- _Instruction_: Every line of the data must be copied exactly.
>> BEGIN
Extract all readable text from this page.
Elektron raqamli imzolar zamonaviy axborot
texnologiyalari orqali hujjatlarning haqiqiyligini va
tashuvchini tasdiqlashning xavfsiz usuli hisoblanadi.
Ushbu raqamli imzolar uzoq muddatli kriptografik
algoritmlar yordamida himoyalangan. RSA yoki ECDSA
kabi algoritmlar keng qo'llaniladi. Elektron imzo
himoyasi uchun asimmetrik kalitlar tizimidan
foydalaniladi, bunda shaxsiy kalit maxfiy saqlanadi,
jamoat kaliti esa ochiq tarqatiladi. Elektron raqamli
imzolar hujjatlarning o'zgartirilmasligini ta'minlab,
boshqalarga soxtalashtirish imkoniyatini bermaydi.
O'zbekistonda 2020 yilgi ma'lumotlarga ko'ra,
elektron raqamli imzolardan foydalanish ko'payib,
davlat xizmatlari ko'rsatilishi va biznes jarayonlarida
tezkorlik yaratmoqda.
>> END
- _Exercise result_:
Extract all readable text from this page.
Elektron raqamli imzolar zamonaviy axborot
texnologiyalari orqali hujjatlarning haqiqiyligini va
tashuvchini tasdiqlashning xavfsiz usuli hisoblanadi.
Ushbu raqamli imzolar uzoq muddatli kriptografik
algoritmlar yordamida himoyalangan. RSA yoki ECDSA
kabi algoritmlar keng qo'llaniladi. Elektron imzo
himoyasi uchun asimmetrik kalitlar tizimidan
foydalaniladi, bunda shaxsiy kalit maxfiy saqlanadi,
jamoat kaliti esa ochiq tarqatiladi. Elektron raqamli
imzolar hujjatlarning o'zgartirilmasligini ta'minlab,
boshqalarga soxtalashtirish imkoniyatini bermaydi.
O'zbekistonda 2020 yilgi ma'lumotlarga ko'ra,
elektron raqamli imzolardan foydalanish ko'payib,
davlat xizmatlari ko'rsatilishi va biznes jarayonlarida
tezkorlik yaratmoqda.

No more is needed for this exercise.